• What the task requires
Quote the records that follow in full and exactly; leave out the pictures.

• Materials provided
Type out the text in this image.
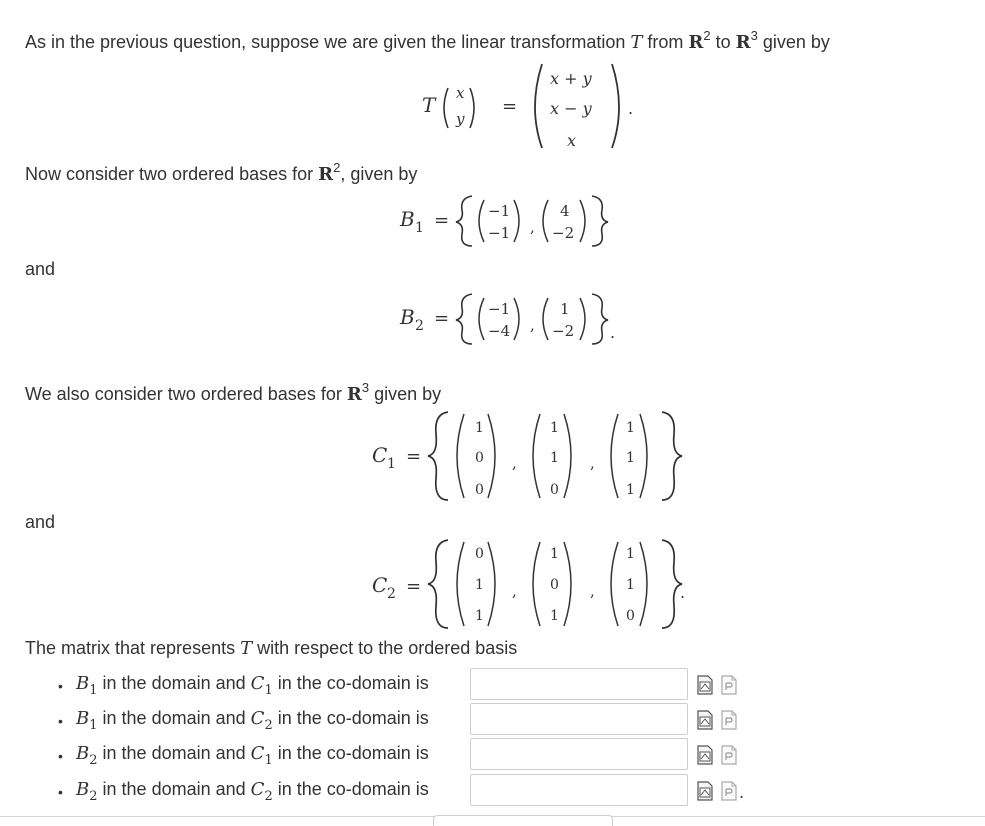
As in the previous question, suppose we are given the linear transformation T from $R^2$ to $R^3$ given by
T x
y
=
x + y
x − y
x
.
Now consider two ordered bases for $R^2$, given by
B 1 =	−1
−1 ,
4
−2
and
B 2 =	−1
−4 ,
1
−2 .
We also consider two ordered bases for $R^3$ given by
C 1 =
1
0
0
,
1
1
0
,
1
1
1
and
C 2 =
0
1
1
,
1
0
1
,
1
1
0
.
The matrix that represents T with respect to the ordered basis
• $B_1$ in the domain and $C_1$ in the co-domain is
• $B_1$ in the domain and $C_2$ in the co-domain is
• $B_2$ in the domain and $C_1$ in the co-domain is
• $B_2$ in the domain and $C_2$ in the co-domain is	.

• Complete response
Type out the text in this image.
As in the previous question, suppose we are given the linear transformation T from $R^2$ to $R^3$ given by
T x
y
=
x + y
x − y
x
.
Now consider two ordered bases for $R^2$, given by
B 1 =	−1
−1 ,
4
−2
and
B 2 =	−1
−4 ,
1
−2 .
We also consider two ordered bases for $R^3$ given by
C 1 =
1
0
0
,
1
1
0
,
1
1
1
and
C 2 =
0
1
1
,
1
0
1
,
1
1
0
.
The matrix that represents T with respect to the ordered basis
• $B_1$ in the domain and $C_1$ in the co-domain is
• $B_1$ in the domain and $C_2$ in the co-domain is
• $B_2$ in the domain and $C_1$ in the co-domain is
• $B_2$ in the domain and $C_2$ in the co-domain is	.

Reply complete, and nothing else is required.